GIVEN TASK:
Skip the images. Copy the records exactly as written.

DATA SHOWN:
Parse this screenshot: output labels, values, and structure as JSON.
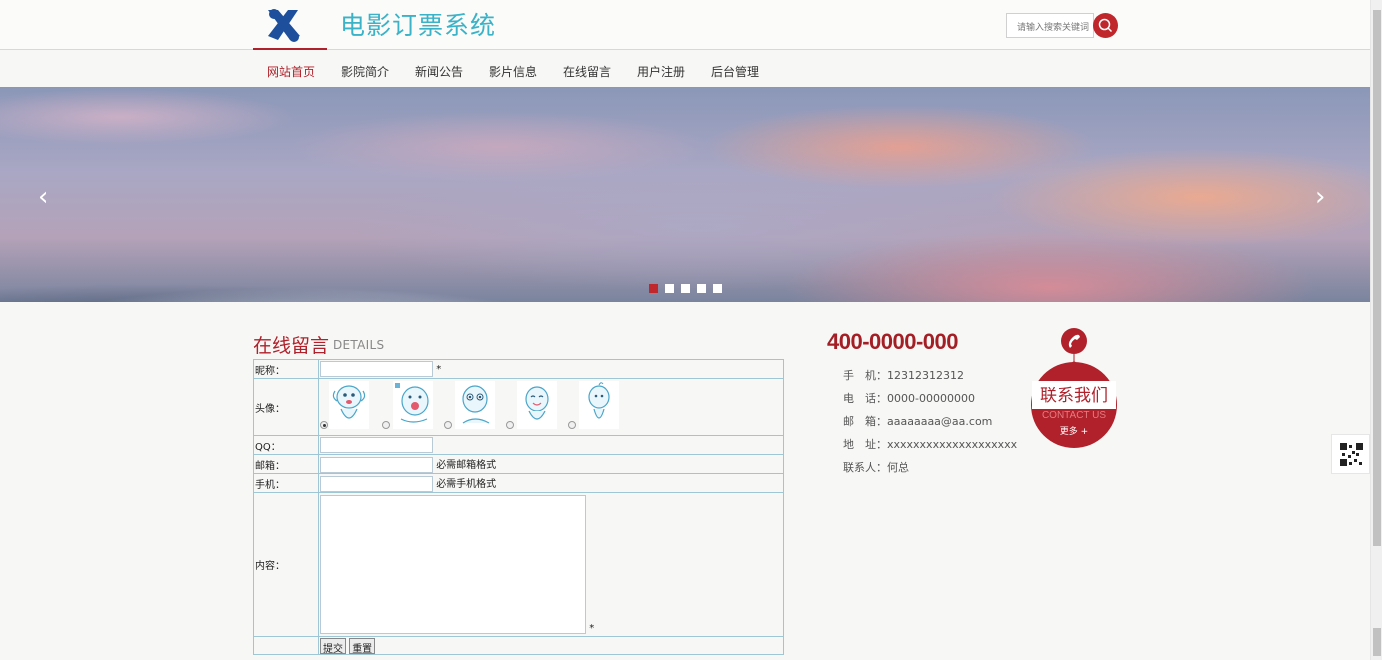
{
  "header": {
    "site_title": "电影订票系统",
    "search_placeholder": "请输入搜索关键词"
  },
  "nav": {
    "items": [
      {
        "label": "网站首页",
        "active": true
      },
      {
        "label": "影院简介",
        "active": false
      },
      {
        "label": "新闻公告",
        "active": false
      },
      {
        "label": "影片信息",
        "active": false
      },
      {
        "label": "在线留言",
        "active": false
      },
      {
        "label": "用户注册",
        "active": false
      },
      {
        "label": "后台管理",
        "active": false
      }
    ]
  },
  "banner": {
    "prev_glyph": "‹",
    "next_glyph": "›",
    "slide_count": 5,
    "active_slide": 1
  },
  "section": {
    "title": "在线留言",
    "subtitle": "DETAILS"
  },
  "form": {
    "nickname_label": "昵称：",
    "nickname_required": "*",
    "avatar_label": "头像：",
    "avatars": [
      "avatar-1",
      "avatar-2",
      "avatar-3",
      "avatar-4",
      "avatar-5"
    ],
    "selected_avatar": 1,
    "qq_label": "QQ：",
    "email_label": "邮箱：",
    "email_hint": "必需邮箱格式",
    "mobile_label": "手机：",
    "mobile_hint": "必需手机格式",
    "content_label": "内容：",
    "content_required": "*",
    "submit_label": "提交",
    "reset_label": "重置"
  },
  "contact": {
    "hotline": "400-0000-000",
    "mobile": "手　机：12312312312",
    "tel": "电　话：0000-00000000",
    "email": "邮　箱：aaaaaaaa@aa.com",
    "address": "地　址：xxxxxxxxxxxxxxxxxxxx",
    "person": "联系人：何总",
    "badge_title": "联系我们",
    "badge_sub": "CONTACT US",
    "badge_more": "更多 +"
  },
  "colors": {
    "brand_red": "#b0212b",
    "title_teal": "#3ab2c8",
    "table_border": "#9fc6d6"
  }
}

RESPONSE TO THIS TASK:
Parse this screenshot: output labels, values, and structure as JSON.
{
  "header": {
    "site_title": "电影订票系统",
    "search_placeholder": "请输入搜索关键词"
  },
  "nav": {
    "items": [
      {
        "label": "网站首页",
        "active": true
      },
      {
        "label": "影院简介",
        "active": false
      },
      {
        "label": "新闻公告",
        "active": false
      },
      {
        "label": "影片信息",
        "active": false
      },
      {
        "label": "在线留言",
        "active": false
      },
      {
        "label": "用户注册",
        "active": false
      },
      {
        "label": "后台管理",
        "active": false
      }
    ]
  },
  "banner": {
    "prev_glyph": "‹",
    "next_glyph": "›",
    "slide_count": 5,
    "active_slide": 1
  },
  "section": {
    "title": "在线留言",
    "subtitle": "DETAILS"
  },
  "form": {
    "nickname_label": "昵称：",
    "nickname_required": "*",
    "avatar_label": "头像：",
    "avatars": [
      "avatar-1",
      "avatar-2",
      "avatar-3",
      "avatar-4",
      "avatar-5"
    ],
    "selected_avatar": 1,
    "qq_label": "QQ：",
    "email_label": "邮箱：",
    "email_hint": "必需邮箱格式",
    "mobile_label": "手机：",
    "mobile_hint": "必需手机格式",
    "content_label": "内容：",
    "content_required": "*",
    "submit_label": "提交",
    "reset_label": "重置"
  },
  "contact": {
    "hotline": "400-0000-000",
    "mobile": "手　机：12312312312",
    "tel": "电　话：0000-00000000",
    "email": "邮　箱：aaaaaaaa@aa.com",
    "address": "地　址：xxxxxxxxxxxxxxxxxxxx",
    "person": "联系人：何总",
    "badge_title": "联系我们",
    "badge_sub": "CONTACT US",
    "badge_more": "更多 +"
  },
  "colors": {
    "brand_red": "#b0212b",
    "title_teal": "#3ab2c8",
    "table_border": "#9fc6d6"
  }
}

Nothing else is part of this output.